Task description:
Show every line containing "Göre" by copying it.
======== Material for this exercise ========
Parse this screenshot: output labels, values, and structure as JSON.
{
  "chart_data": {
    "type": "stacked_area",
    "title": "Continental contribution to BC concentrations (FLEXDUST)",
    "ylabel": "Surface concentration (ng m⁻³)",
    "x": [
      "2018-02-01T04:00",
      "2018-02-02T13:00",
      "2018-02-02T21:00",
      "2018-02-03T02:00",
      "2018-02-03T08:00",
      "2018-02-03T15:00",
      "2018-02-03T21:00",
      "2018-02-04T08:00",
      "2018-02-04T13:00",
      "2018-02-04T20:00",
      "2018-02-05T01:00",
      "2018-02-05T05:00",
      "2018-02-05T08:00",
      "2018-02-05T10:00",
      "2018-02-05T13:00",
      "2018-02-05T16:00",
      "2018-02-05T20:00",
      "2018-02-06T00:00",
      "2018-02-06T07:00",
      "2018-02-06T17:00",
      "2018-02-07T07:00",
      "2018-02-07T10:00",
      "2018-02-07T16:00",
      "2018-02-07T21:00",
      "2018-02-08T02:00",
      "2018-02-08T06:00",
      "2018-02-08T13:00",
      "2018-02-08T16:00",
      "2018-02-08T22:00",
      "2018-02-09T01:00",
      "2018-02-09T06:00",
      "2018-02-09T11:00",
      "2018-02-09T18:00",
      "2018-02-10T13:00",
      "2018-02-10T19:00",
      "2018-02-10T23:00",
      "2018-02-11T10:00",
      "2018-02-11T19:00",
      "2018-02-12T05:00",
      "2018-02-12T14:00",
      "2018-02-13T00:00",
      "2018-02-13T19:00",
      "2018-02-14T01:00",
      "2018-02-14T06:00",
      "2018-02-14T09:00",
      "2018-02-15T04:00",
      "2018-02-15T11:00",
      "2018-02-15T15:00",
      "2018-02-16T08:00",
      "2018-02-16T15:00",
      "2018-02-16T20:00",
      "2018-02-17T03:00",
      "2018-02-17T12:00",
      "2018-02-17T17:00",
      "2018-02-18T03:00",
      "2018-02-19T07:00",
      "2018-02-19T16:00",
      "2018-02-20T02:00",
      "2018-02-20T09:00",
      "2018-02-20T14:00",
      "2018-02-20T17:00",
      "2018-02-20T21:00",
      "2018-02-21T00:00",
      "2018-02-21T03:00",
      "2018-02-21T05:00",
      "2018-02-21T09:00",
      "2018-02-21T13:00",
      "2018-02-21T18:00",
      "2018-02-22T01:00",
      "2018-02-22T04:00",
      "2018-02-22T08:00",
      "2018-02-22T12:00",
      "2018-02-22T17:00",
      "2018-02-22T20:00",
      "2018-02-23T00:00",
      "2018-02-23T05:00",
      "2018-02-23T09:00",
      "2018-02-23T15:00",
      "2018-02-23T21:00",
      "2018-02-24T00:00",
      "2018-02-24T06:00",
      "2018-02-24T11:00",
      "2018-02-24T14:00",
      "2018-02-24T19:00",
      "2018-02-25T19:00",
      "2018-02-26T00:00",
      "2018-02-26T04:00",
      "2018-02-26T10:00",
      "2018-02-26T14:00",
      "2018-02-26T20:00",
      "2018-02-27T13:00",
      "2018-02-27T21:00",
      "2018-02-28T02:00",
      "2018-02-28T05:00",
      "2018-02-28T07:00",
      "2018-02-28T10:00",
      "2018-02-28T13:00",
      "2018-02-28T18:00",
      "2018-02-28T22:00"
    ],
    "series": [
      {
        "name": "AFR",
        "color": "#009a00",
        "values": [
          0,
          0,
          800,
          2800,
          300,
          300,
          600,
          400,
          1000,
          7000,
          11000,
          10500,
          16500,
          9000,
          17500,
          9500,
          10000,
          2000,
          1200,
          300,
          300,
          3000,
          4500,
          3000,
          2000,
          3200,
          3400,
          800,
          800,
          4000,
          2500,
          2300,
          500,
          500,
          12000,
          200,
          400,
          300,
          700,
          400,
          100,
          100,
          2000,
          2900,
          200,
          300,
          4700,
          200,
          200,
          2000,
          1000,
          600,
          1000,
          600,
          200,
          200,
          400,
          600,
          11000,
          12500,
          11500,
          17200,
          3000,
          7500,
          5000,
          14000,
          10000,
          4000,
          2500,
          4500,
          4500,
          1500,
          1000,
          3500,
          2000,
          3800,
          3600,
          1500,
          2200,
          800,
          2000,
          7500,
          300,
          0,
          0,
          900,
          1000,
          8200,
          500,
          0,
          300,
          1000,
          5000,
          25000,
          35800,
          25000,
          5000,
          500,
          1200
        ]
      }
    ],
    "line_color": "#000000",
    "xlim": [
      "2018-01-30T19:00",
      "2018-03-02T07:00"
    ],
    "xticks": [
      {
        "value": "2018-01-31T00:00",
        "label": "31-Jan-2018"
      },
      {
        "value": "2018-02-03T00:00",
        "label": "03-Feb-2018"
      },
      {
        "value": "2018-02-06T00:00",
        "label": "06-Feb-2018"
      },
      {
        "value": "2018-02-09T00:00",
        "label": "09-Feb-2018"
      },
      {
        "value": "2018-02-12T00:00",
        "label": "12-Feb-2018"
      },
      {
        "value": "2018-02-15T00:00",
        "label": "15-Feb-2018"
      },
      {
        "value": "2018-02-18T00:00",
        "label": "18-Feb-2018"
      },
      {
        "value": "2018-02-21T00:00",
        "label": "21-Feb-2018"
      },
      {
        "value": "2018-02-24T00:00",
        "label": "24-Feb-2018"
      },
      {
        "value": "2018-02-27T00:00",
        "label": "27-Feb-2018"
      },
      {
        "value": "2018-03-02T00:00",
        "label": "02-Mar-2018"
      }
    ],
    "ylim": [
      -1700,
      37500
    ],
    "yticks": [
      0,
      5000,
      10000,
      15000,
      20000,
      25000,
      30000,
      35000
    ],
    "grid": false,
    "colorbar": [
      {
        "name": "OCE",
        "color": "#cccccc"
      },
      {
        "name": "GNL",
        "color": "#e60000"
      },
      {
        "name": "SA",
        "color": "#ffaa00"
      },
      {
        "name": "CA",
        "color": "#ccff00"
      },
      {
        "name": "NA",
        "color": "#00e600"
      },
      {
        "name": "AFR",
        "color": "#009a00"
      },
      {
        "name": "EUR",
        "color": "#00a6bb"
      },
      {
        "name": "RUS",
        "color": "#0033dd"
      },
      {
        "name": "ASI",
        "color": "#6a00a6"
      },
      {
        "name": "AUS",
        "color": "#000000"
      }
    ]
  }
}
========
======== Material for this exercise ========
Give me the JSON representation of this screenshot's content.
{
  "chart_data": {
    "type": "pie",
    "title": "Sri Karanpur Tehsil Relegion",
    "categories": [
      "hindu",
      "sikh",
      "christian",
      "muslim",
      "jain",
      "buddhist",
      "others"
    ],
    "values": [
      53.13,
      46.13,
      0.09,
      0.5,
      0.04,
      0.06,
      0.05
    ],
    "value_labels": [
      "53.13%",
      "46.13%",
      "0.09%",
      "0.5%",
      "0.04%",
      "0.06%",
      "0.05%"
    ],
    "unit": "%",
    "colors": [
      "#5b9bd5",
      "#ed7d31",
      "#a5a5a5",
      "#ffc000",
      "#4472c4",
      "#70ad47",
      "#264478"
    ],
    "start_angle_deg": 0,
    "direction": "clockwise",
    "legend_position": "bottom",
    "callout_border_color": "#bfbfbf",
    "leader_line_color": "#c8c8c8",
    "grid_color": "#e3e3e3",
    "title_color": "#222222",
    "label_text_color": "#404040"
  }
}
========
======== Material for this exercise ========
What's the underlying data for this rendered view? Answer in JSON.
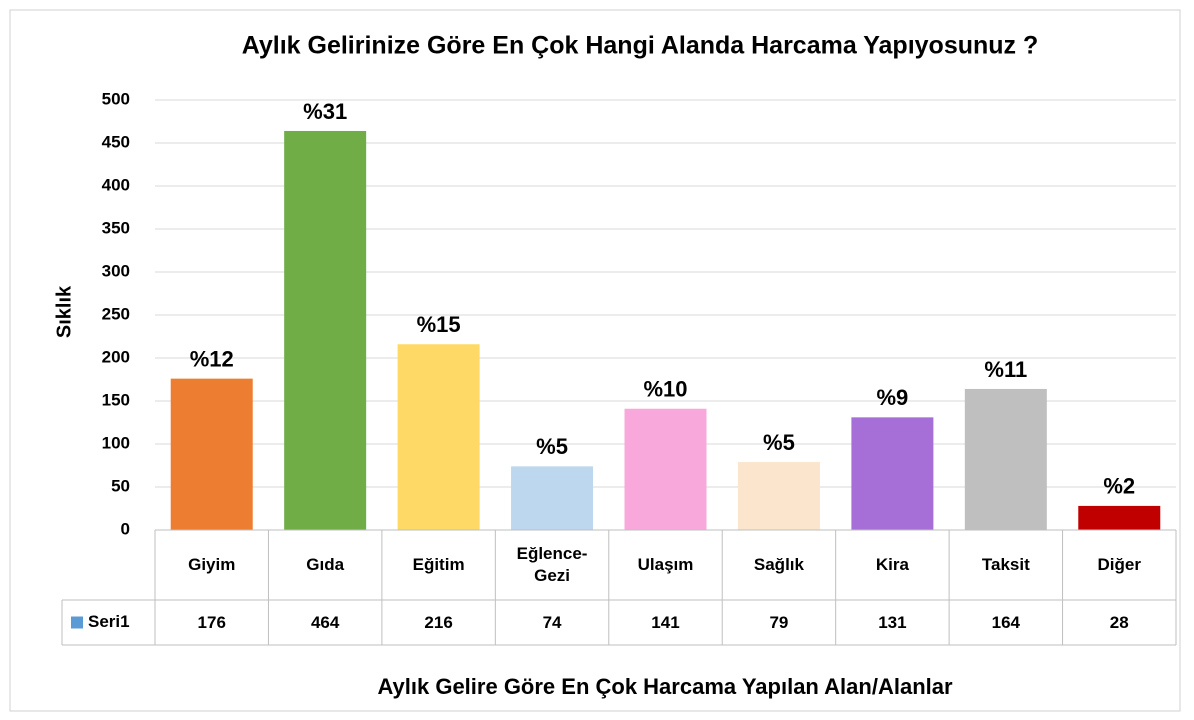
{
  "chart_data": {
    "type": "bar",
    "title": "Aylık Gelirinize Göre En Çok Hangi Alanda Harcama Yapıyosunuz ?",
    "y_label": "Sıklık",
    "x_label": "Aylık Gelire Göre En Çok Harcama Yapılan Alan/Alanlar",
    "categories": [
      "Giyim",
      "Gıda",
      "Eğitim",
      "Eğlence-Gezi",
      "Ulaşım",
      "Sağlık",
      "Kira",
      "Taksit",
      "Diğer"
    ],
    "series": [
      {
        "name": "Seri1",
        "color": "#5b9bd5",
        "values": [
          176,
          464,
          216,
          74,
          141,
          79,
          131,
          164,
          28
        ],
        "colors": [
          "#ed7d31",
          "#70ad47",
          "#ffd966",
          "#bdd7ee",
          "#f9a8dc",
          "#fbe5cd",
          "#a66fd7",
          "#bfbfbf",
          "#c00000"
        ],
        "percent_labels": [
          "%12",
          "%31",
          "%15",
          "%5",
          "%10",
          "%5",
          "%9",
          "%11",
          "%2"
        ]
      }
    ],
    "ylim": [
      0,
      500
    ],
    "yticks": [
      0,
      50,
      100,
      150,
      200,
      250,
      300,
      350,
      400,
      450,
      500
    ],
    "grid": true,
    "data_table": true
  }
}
========
Finished exercise:
    "title": "Aylık Gelirinize Göre En Çok Hangi Alanda Harcama Yapıyosunuz ?",
    "x_label": "Aylık Gelire Göre En Çok Harcama Yapılan Alan/Alanlar",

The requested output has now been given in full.